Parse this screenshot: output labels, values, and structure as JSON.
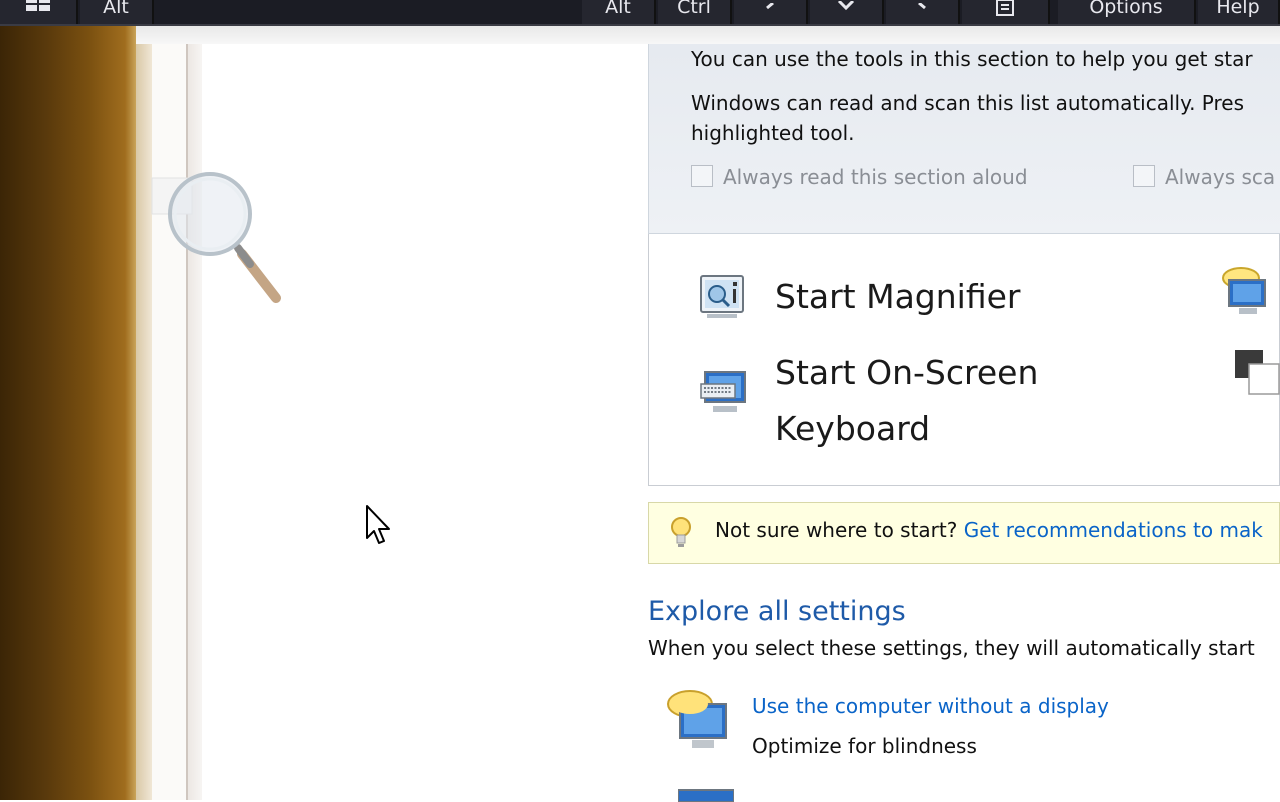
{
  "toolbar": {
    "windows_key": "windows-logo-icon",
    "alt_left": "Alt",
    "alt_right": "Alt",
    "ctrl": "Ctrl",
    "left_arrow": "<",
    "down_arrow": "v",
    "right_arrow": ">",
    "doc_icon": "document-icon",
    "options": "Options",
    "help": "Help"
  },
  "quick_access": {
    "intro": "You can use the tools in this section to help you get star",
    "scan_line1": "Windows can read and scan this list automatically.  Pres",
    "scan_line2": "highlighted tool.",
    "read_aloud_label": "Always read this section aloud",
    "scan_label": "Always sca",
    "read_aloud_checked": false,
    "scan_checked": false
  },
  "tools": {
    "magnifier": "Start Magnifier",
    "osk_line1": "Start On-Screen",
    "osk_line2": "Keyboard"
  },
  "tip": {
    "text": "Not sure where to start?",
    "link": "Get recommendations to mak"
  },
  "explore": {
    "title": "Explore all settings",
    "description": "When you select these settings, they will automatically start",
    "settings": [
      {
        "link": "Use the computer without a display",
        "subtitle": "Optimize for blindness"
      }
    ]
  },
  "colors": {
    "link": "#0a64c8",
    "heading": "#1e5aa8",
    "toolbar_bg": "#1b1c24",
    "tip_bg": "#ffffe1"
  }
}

**Direction**
Without the pictures, copy the material exactly as given.

**Worked answer**
Parse this screenshot: output labels, values, and structure as JSON.
{
  "toolbar": {
    "windows_key": "windows-logo-icon",
    "alt_left": "Alt",
    "alt_right": "Alt",
    "ctrl": "Ctrl",
    "left_arrow": "<",
    "down_arrow": "v",
    "right_arrow": ">",
    "doc_icon": "document-icon",
    "options": "Options",
    "help": "Help"
  },
  "quick_access": {
    "intro": "You can use the tools in this section to help you get star",
    "scan_line1": "Windows can read and scan this list automatically.  Pres",
    "scan_line2": "highlighted tool.",
    "read_aloud_label": "Always read this section aloud",
    "scan_label": "Always sca",
    "read_aloud_checked": false,
    "scan_checked": false
  },
  "tools": {
    "magnifier": "Start Magnifier",
    "osk_line1": "Start On-Screen",
    "osk_line2": "Keyboard"
  },
  "tip": {
    "text": "Not sure where to start?",
    "link": "Get recommendations to mak"
  },
  "explore": {
    "title": "Explore all settings",
    "description": "When you select these settings, they will automatically start",
    "settings": [
      {
        "link": "Use the computer without a display",
        "subtitle": "Optimize for blindness"
      }
    ]
  },
  "colors": {
    "link": "#0a64c8",
    "heading": "#1e5aa8",
    "toolbar_bg": "#1b1c24",
    "tip_bg": "#ffffe1"
  }
}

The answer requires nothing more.